Extracted data entries:
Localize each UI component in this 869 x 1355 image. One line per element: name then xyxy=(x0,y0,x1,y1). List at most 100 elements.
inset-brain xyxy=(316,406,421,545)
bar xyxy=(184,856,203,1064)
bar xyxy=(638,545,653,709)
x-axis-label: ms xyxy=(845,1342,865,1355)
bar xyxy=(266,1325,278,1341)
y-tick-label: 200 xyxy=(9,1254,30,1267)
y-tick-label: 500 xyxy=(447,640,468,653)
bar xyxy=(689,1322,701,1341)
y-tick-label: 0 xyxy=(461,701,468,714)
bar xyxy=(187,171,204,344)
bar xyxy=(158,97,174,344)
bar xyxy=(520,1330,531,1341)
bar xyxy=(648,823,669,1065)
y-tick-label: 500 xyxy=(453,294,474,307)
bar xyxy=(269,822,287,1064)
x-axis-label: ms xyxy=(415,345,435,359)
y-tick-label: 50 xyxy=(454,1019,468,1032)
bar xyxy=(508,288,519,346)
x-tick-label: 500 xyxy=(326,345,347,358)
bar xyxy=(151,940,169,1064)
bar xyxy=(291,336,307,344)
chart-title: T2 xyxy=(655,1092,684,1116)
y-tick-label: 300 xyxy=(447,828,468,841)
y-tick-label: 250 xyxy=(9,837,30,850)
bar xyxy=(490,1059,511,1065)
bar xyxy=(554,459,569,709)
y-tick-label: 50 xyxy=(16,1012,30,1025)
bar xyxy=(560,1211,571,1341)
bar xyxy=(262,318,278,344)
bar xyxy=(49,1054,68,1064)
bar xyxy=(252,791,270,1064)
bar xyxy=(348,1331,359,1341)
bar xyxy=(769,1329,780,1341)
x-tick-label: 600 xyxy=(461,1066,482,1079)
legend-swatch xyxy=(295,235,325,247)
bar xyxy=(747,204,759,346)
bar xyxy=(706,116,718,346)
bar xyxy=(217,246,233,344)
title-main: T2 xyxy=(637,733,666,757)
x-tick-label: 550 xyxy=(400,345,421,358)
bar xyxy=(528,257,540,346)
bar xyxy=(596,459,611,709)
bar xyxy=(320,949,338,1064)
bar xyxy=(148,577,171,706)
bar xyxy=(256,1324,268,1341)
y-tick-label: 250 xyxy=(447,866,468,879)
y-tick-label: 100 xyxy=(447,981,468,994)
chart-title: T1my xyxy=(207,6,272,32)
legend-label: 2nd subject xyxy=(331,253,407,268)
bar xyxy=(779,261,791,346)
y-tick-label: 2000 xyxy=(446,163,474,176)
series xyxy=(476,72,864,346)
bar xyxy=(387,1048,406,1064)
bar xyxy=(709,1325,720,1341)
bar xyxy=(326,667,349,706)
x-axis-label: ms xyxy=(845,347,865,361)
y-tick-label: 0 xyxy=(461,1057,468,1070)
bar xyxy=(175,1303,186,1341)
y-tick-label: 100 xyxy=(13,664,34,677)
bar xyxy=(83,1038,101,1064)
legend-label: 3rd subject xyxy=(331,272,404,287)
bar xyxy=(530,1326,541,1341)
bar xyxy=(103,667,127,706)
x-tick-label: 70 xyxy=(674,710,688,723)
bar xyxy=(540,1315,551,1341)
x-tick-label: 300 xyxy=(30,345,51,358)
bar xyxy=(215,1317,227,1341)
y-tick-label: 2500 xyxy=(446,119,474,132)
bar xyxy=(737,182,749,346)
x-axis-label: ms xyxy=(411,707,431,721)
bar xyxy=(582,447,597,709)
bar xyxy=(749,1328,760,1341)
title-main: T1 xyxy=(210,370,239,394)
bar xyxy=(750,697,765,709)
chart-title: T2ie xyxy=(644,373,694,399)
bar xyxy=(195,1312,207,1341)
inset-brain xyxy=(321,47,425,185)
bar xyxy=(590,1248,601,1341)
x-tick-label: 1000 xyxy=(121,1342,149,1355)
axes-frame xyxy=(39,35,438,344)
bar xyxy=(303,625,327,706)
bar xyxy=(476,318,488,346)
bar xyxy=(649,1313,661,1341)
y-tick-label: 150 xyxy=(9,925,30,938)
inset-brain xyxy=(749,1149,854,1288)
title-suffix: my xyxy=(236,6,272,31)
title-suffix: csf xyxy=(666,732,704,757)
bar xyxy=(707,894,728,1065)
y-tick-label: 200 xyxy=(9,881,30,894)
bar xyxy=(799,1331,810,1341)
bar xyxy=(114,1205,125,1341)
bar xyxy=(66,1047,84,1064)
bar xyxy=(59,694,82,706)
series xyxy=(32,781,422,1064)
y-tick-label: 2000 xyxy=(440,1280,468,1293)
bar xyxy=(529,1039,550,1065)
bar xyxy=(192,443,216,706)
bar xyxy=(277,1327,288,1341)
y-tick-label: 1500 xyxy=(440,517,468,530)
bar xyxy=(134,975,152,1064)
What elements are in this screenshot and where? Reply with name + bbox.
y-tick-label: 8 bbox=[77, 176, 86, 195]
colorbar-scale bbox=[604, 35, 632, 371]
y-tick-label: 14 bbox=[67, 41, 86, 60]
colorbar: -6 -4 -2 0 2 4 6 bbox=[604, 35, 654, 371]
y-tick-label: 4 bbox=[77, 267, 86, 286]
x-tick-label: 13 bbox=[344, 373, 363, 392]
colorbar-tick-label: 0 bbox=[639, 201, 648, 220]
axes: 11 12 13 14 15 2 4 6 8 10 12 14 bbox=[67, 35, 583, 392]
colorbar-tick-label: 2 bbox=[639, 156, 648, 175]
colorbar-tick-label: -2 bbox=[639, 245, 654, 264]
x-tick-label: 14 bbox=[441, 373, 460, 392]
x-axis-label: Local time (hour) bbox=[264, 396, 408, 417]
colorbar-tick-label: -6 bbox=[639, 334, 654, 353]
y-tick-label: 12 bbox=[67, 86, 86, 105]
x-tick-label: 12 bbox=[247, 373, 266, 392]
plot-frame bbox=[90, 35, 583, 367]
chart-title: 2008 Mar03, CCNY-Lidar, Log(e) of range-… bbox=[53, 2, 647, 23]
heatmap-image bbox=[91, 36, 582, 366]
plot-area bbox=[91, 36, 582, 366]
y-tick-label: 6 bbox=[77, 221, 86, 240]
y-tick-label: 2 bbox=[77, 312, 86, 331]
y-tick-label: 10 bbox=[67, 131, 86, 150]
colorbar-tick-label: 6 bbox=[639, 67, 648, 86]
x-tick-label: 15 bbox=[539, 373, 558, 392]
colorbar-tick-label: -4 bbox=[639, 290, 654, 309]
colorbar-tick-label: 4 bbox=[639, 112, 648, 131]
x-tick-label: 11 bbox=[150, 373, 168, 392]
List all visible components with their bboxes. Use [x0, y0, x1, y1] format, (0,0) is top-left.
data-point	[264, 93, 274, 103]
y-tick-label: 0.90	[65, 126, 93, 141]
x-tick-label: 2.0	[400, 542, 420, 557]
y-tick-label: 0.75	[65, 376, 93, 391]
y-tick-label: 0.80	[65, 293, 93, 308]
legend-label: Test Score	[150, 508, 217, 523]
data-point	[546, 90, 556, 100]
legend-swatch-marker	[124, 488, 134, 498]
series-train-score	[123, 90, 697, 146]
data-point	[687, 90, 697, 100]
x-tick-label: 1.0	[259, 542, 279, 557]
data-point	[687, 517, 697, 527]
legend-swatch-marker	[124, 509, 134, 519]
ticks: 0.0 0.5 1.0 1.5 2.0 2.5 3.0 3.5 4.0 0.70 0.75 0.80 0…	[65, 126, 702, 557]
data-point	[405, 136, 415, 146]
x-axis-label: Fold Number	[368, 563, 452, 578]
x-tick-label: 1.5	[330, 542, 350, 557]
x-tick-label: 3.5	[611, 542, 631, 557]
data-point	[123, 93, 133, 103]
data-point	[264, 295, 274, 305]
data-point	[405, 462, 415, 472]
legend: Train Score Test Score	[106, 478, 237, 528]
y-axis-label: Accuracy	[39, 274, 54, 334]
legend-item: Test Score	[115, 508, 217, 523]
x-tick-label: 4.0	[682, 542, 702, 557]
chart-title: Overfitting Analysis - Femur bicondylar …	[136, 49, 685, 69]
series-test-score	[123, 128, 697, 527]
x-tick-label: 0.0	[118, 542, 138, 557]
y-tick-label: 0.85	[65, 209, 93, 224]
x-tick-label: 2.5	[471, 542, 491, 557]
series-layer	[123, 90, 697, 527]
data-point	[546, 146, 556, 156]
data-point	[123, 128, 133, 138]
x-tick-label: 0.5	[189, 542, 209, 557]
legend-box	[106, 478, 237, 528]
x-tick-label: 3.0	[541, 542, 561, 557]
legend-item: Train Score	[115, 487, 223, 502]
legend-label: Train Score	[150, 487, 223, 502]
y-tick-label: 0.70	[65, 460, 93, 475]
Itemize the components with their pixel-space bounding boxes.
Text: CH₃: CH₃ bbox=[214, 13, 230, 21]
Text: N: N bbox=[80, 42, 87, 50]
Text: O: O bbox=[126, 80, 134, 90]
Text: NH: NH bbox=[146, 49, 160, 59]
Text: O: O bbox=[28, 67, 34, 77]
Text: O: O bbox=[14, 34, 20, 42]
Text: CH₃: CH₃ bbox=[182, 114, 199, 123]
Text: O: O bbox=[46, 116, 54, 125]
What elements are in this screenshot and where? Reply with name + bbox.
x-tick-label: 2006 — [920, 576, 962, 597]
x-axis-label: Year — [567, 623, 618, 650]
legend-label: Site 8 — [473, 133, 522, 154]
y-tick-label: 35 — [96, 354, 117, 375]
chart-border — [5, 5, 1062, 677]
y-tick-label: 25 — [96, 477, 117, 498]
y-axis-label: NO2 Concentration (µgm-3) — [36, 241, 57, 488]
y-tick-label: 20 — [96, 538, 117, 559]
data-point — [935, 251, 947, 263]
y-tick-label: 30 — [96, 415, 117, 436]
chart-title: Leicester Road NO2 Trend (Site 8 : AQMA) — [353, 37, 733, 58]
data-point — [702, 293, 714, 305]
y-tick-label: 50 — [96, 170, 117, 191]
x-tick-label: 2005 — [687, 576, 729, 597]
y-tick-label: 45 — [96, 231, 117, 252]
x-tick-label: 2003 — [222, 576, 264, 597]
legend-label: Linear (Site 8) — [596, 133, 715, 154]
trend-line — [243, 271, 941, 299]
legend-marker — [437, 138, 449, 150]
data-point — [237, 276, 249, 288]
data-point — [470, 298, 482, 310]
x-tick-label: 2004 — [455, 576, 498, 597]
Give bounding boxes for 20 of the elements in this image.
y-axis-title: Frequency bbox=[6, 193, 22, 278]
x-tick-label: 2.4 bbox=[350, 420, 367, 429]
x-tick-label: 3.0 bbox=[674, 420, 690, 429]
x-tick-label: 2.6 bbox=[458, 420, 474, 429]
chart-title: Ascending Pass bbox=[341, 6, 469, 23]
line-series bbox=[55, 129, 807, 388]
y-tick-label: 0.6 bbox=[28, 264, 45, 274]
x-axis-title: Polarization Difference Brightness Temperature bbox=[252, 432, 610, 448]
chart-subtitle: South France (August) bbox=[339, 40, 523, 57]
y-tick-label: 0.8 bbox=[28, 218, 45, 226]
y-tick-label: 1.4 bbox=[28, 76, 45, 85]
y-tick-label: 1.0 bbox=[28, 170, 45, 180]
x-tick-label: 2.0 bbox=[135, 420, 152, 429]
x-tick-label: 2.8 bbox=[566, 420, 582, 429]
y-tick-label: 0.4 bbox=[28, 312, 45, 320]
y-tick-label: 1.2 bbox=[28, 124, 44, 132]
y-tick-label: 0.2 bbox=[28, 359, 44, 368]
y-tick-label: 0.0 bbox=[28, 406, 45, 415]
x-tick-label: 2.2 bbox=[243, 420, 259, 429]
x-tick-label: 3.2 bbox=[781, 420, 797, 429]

◆ Exercise goal:
Lay out the records from their first line through the line containing "y-tick-label: 200 xyxy=(9,1254,30,1267)", both ends included, as a numbered list with blank lines left out.

◆ Solution for this task:
1. Localize each UI component in this 869 x 1355 image. One line per element: name then xyxy=(x0,y0,x1,y1). List at most 100 elements.
2. inset-brain xyxy=(316,406,421,545)
3. bar xyxy=(184,856,203,1064)
4. bar xyxy=(638,545,653,709)
5. x-axis-label: ms xyxy=(845,1342,865,1355)
6. bar xyxy=(266,1325,278,1341)
7. y-tick-label: 200 xyxy=(9,1254,30,1267)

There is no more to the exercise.